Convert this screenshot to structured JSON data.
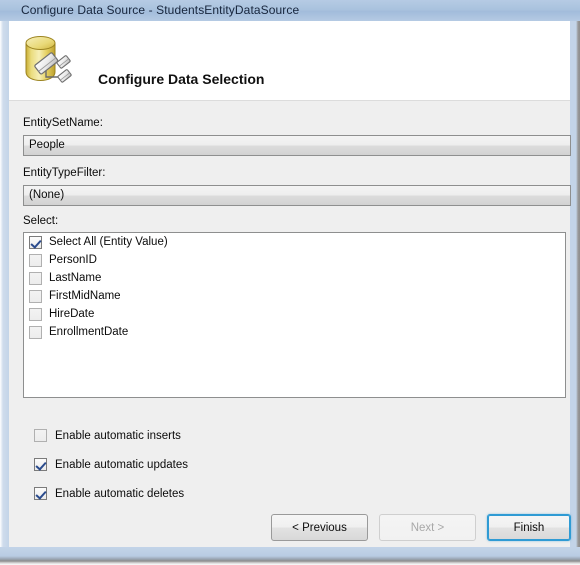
{
  "window": {
    "title": "Configure Data Source - StudentsEntityDataSource",
    "icon": "database-edit-icon"
  },
  "header": {
    "title": "Configure Data Selection",
    "icon": "database-edit-icon"
  },
  "form": {
    "entity_set_name": {
      "label": "EntitySetName:",
      "value": "People",
      "icon": "chevron-down-icon"
    },
    "entity_type_filter": {
      "label": "EntityTypeFilter:",
      "value": "(None)",
      "icon": "chevron-down-icon"
    },
    "select": {
      "label": "Select:",
      "items": [
        {
          "label": "Select All (Entity Value)",
          "checked": true,
          "disabled": false
        },
        {
          "label": "PersonID",
          "checked": false,
          "disabled": true
        },
        {
          "label": "LastName",
          "checked": false,
          "disabled": true
        },
        {
          "label": "FirstMidName",
          "checked": false,
          "disabled": true
        },
        {
          "label": "HireDate",
          "checked": false,
          "disabled": true
        },
        {
          "label": "EnrollmentDate",
          "checked": false,
          "disabled": true
        }
      ]
    },
    "options": [
      {
        "label": "Enable automatic inserts",
        "checked": false,
        "disabled": true
      },
      {
        "label": "Enable automatic updates",
        "checked": true,
        "disabled": false
      },
      {
        "label": "Enable automatic deletes",
        "checked": true,
        "disabled": false
      }
    ]
  },
  "buttons": {
    "previous": {
      "label": "< Previous",
      "disabled": false,
      "focused": false
    },
    "next": {
      "label": "Next >",
      "disabled": true,
      "focused": false
    },
    "finish": {
      "label": "Finish",
      "disabled": false,
      "focused": true
    }
  },
  "colors": {
    "titlebar": "#a9c2de",
    "frame": "#c3d4e8",
    "body": "#efefef",
    "focus_ring": "#2f9bd4",
    "checkmark": "#2a4b8d",
    "icon_gold": "#e8d45c"
  }
}
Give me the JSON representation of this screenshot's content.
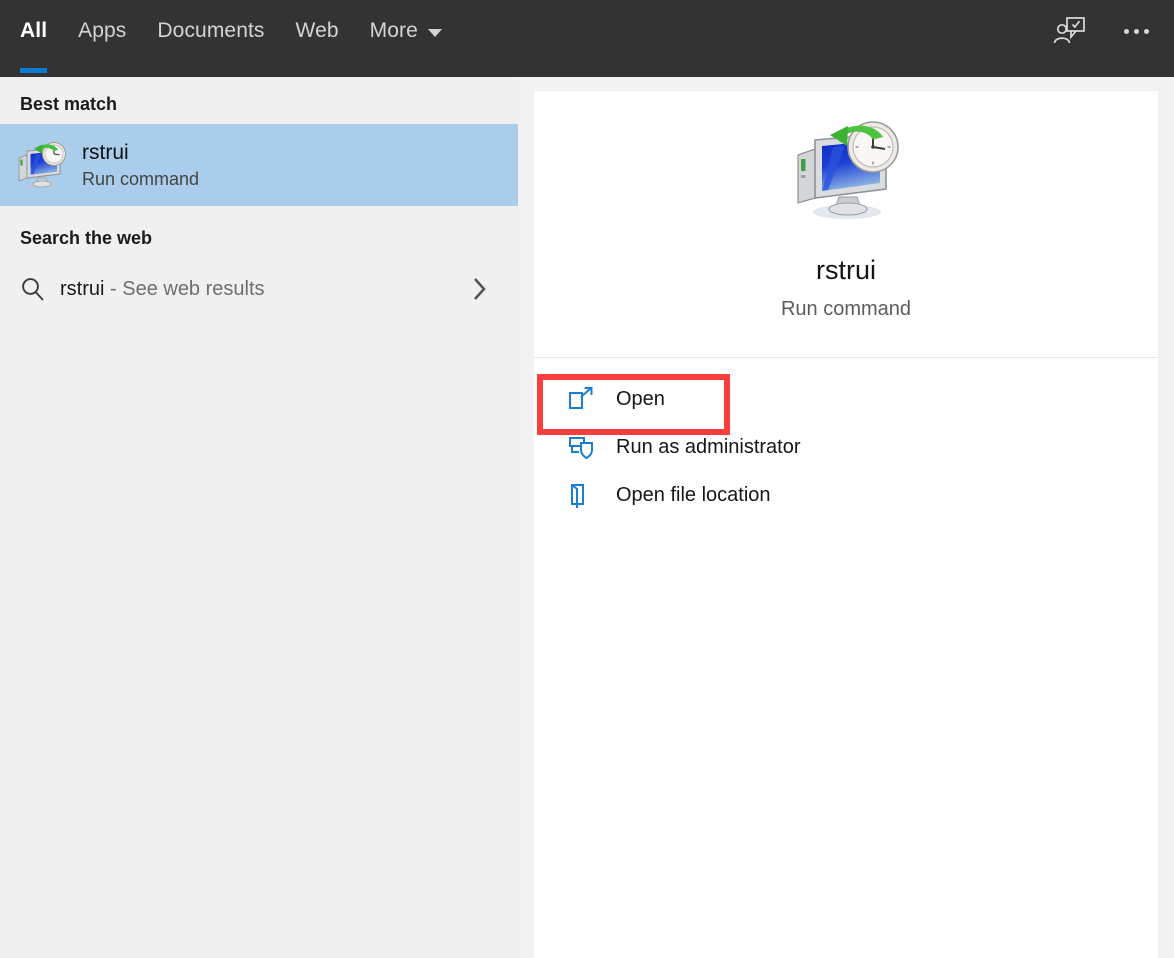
{
  "header": {
    "tabs": [
      {
        "label": "All",
        "active": true
      },
      {
        "label": "Apps",
        "active": false
      },
      {
        "label": "Documents",
        "active": false
      },
      {
        "label": "Web",
        "active": false
      },
      {
        "label": "More",
        "active": false
      }
    ],
    "more_caret_icon": "chevron-down-icon",
    "feedback_icon": "feedback-person-icon",
    "overflow_icon": "ellipsis-icon",
    "background_color": "#333333",
    "active_underline_color": "#0a7bd4"
  },
  "left_pane": {
    "best_match_header": "Best match",
    "best_match": {
      "title": "rstrui",
      "subtitle": "Run command",
      "icon": "system-restore-icon",
      "selected": true,
      "highlight_color": "#a9cdea"
    },
    "search_web_header": "Search the web",
    "web_result": {
      "query": "rstrui",
      "suffix": " - See web results",
      "search_icon": "search-icon",
      "chevron_icon": "chevron-right-icon"
    },
    "background_color": "#f0f0f0"
  },
  "right_pane": {
    "preview": {
      "title": "rstrui",
      "subtitle": "Run command",
      "icon": "system-restore-icon"
    },
    "actions": [
      {
        "label": "Open",
        "icon": "open-external-icon",
        "highlighted": true
      },
      {
        "label": "Run as administrator",
        "icon": "shield-window-icon",
        "highlighted": false
      },
      {
        "label": "Open file location",
        "icon": "folder-open-icon",
        "highlighted": false
      }
    ],
    "background_color": "#ffffff",
    "icon_accent_color": "#1a7fd4"
  },
  "annotation": {
    "target_label": "Open",
    "box_color": "#fa3e3e"
  }
}
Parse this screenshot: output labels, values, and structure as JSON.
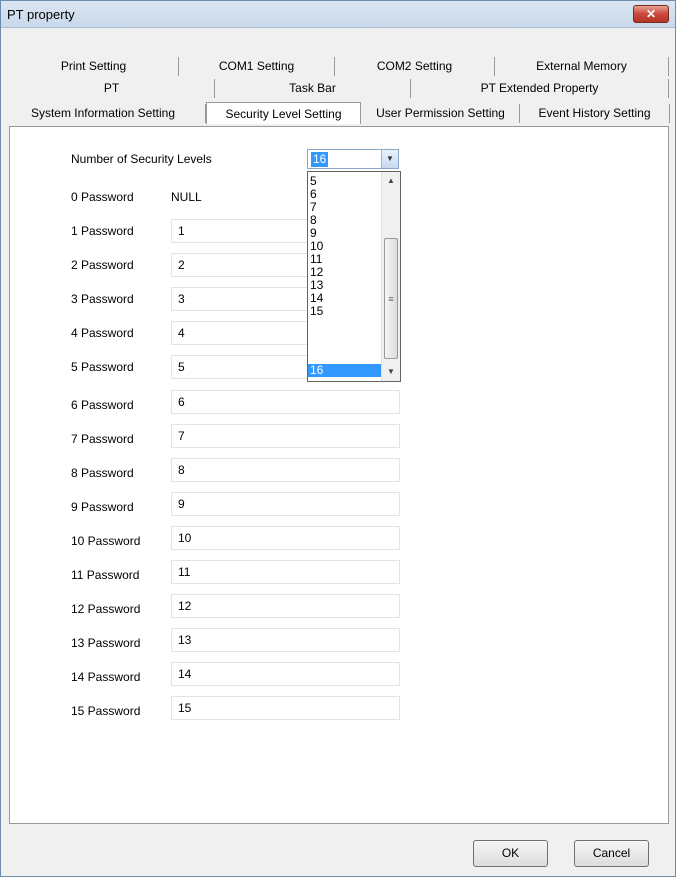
{
  "window": {
    "title": "PT property",
    "close_icon": "close-icon"
  },
  "tabs": {
    "row1": [
      "Print Setting",
      "COM1 Setting",
      "COM2 Setting",
      "External Memory"
    ],
    "row2": [
      "PT",
      "Task Bar",
      "PT Extended Property"
    ],
    "row3": [
      "System Information Setting",
      "Security Level Setting",
      "User Permission Setting",
      "Event History Setting"
    ],
    "active": "Security Level Setting"
  },
  "form": {
    "security_levels_label": "Number of Security Levels",
    "security_levels_value": "16",
    "password0_label": "0 Password",
    "password0_value": "NULL",
    "passwords": [
      {
        "label": "1 Password",
        "value": "1"
      },
      {
        "label": "2 Password",
        "value": "2"
      },
      {
        "label": "3 Password",
        "value": "3"
      },
      {
        "label": "4 Password",
        "value": "4"
      },
      {
        "label": "5 Password",
        "value": "5"
      },
      {
        "label": "6 Password",
        "value": "6"
      },
      {
        "label": "7 Password",
        "value": "7"
      },
      {
        "label": "8 Password",
        "value": "8"
      },
      {
        "label": "9 Password",
        "value": "9"
      },
      {
        "label": "10 Password",
        "value": "10"
      },
      {
        "label": "11 Password",
        "value": "11"
      },
      {
        "label": "12 Password",
        "value": "12"
      },
      {
        "label": "13 Password",
        "value": "13"
      },
      {
        "label": "14 Password",
        "value": "14"
      },
      {
        "label": "15 Password",
        "value": "15"
      }
    ]
  },
  "dropdown": {
    "options": [
      "5",
      "6",
      "7",
      "8",
      "9",
      "10",
      "11",
      "12",
      "13",
      "14",
      "15",
      "16"
    ],
    "selected": "16"
  },
  "buttons": {
    "ok": "OK",
    "cancel": "Cancel"
  },
  "colors": {
    "selection": "#3399ff",
    "close_button": "#c9483a"
  }
}
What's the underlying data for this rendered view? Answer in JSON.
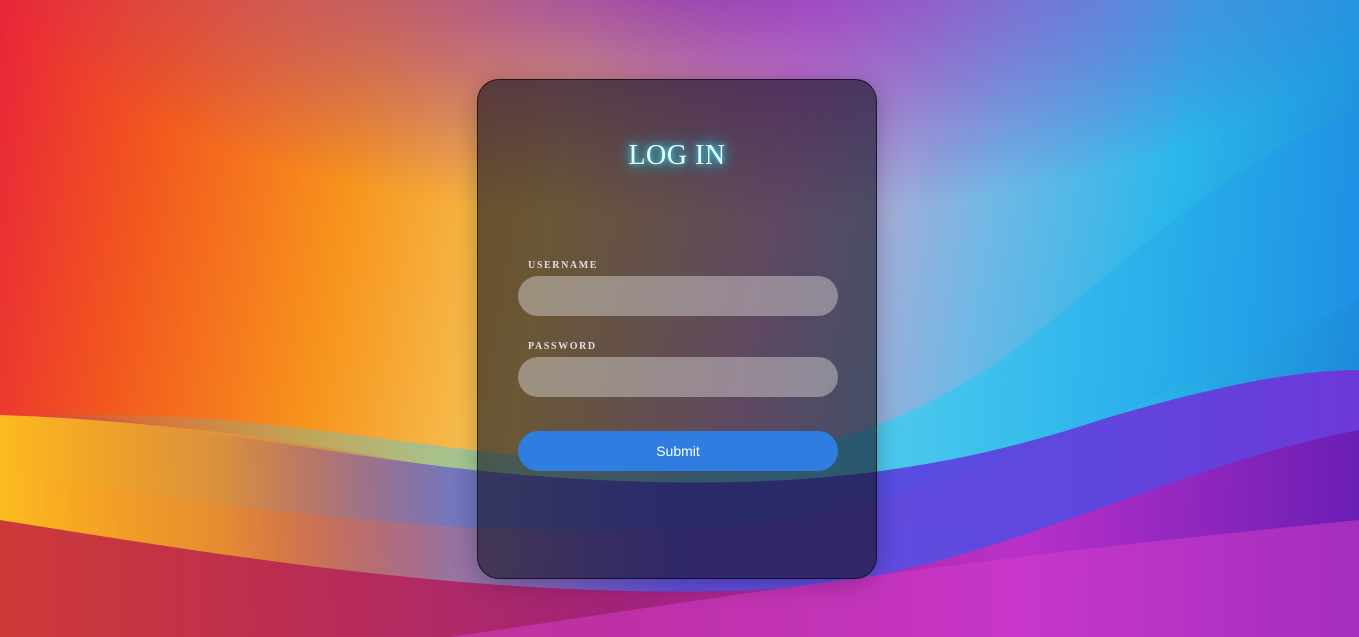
{
  "login": {
    "title": "LOG IN",
    "username_label": "USERNAME",
    "username_value": "",
    "password_label": "PASSWORD",
    "password_value": "",
    "submit_label": "Submit"
  },
  "colors": {
    "submit_button": "#2f7de0",
    "title_glow": "#37e5f5"
  }
}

----

**REQUIRED WORK**
Reproduce the records above exactly, leaving out every picture they contain.

**OUTPUT BELOW**
Convert this screenshot to structured JSON data.
{
  "window": {
    "title": "Configure Data Source - StudentsEntityDataSource",
    "icon": "database-edit-icon"
  },
  "header": {
    "title": "Configure Data Selection",
    "icon": "database-edit-icon"
  },
  "form": {
    "entity_set_name": {
      "label": "EntitySetName:",
      "value": "People",
      "icon": "chevron-down-icon"
    },
    "entity_type_filter": {
      "label": "EntityTypeFilter:",
      "value": "(None)",
      "icon": "chevron-down-icon"
    },
    "select": {
      "label": "Select:",
      "items": [
        {
          "label": "Select All (Entity Value)",
          "checked": true,
          "disabled": false
        },
        {
          "label": "PersonID",
          "checked": false,
          "disabled": true
        },
        {
          "label": "LastName",
          "checked": false,
          "disabled": true
        },
        {
          "label": "FirstMidName",
          "checked": false,
          "disabled": true
        },
        {
          "label": "HireDate",
          "checked": false,
          "disabled": true
        },
        {
          "label": "EnrollmentDate",
          "checked": false,
          "disabled": true
        }
      ]
    },
    "options": [
      {
        "label": "Enable automatic inserts",
        "checked": false,
        "disabled": true
      },
      {
        "label": "Enable automatic updates",
        "checked": true,
        "disabled": false
      },
      {
        "label": "Enable automatic deletes",
        "checked": true,
        "disabled": false
      }
    ]
  },
  "buttons": {
    "previous": {
      "label": "< Previous",
      "disabled": false,
      "focused": false
    },
    "next": {
      "label": "Next >",
      "disabled": true,
      "focused": false
    },
    "finish": {
      "label": "Finish",
      "disabled": false,
      "focused": true
    }
  },
  "colors": {
    "titlebar": "#a9c2de",
    "frame": "#c3d4e8",
    "body": "#efefef",
    "focus_ring": "#2f9bd4",
    "checkmark": "#2a4b8d",
    "icon_gold": "#e8d45c"
  }
}
Give me the JSON representation of this screenshot's content.
{
  "header": {
    "tabs": [
      {
        "label": "All",
        "active": true
      },
      {
        "label": "Apps",
        "active": false
      },
      {
        "label": "Documents",
        "active": false
      },
      {
        "label": "Web",
        "active": false
      },
      {
        "label": "More",
        "active": false
      }
    ],
    "more_caret_icon": "chevron-down-icon",
    "feedback_icon": "feedback-person-icon",
    "overflow_icon": "ellipsis-icon",
    "background_color": "#333333",
    "active_underline_color": "#0a7bd4"
  },
  "left_pane": {
    "best_match_header": "Best match",
    "best_match": {
      "title": "rstrui",
      "subtitle": "Run command",
      "icon": "system-restore-icon",
      "selected": true,
      "highlight_color": "#a9cdea"
    },
    "search_web_header": "Search the web",
    "web_result": {
      "query": "rstrui",
      "suffix": " - See web results",
      "search_icon": "search-icon",
      "chevron_icon": "chevron-right-icon"
    },
    "background_color": "#f0f0f0"
  },
  "right_pane": {
    "preview": {
      "title": "rstrui",
      "subtitle": "Run command",
      "icon": "system-restore-icon"
    },
    "actions": [
      {
        "label": "Open",
        "icon": "open-external-icon",
        "highlighted": true
      },
      {
        "label": "Run as administrator",
        "icon": "shield-window-icon",
        "highlighted": false
      },
      {
        "label": "Open file location",
        "icon": "folder-open-icon",
        "highlighted": false
      }
    ],
    "background_color": "#ffffff",
    "icon_accent_color": "#1a7fd4"
  },
  "annotation": {
    "target_label": "Open",
    "box_color": "#fa3e3e"
  }
}
Parse this screenshot: output labels, values, and structure as JSON.
{
  "window": {
    "title": "PT property",
    "close_icon": "close-icon"
  },
  "tabs": {
    "row1": [
      "Print Setting",
      "COM1 Setting",
      "COM2 Setting",
      "External Memory"
    ],
    "row2": [
      "PT",
      "Task Bar",
      "PT Extended Property"
    ],
    "row3": [
      "System Information Setting",
      "Security Level Setting",
      "User Permission Setting",
      "Event History Setting"
    ],
    "active": "Security Level Setting"
  },
  "form": {
    "security_levels_label": "Number of Security Levels",
    "security_levels_value": "16",
    "password0_label": "0 Password",
    "password0_value": "NULL",
    "passwords": [
      {
        "label": "1 Password",
        "value": "1"
      },
      {
        "label": "2 Password",
        "value": "2"
      },
      {
        "label": "3 Password",
        "value": "3"
      },
      {
        "label": "4 Password",
        "value": "4"
      },
      {
        "label": "5 Password",
        "value": "5"
      },
      {
        "label": "6 Password",
        "value": "6"
      },
      {
        "label": "7 Password",
        "value": "7"
      },
      {
        "label": "8 Password",
        "value": "8"
      },
      {
        "label": "9 Password",
        "value": "9"
      },
      {
        "label": "10 Password",
        "value": "10"
      },
      {
        "label": "11 Password",
        "value": "11"
      },
      {
        "label": "12 Password",
        "value": "12"
      },
      {
        "label": "13 Password",
        "value": "13"
      },
      {
        "label": "14 Password",
        "value": "14"
      },
      {
        "label": "15 Password",
        "value": "15"
      }
    ]
  },
  "dropdown": {
    "options": [
      "5",
      "6",
      "7",
      "8",
      "9",
      "10",
      "11",
      "12",
      "13",
      "14",
      "15",
      "16"
    ],
    "selected": "16"
  },
  "buttons": {
    "ok": "OK",
    "cancel": "Cancel"
  },
  "colors": {
    "selection": "#3399ff",
    "close_button": "#c9483a"
  }
}
What's the underlying data for this rendered view? Answer in JSON.
{
  "login": {
    "title": "LOG IN",
    "username_label": "USERNAME",
    "username_value": "",
    "password_label": "PASSWORD",
    "password_value": "",
    "submit_label": "Submit"
  },
  "colors": {
    "submit_button": "#2f7de0",
    "title_glow": "#37e5f5"
  }
}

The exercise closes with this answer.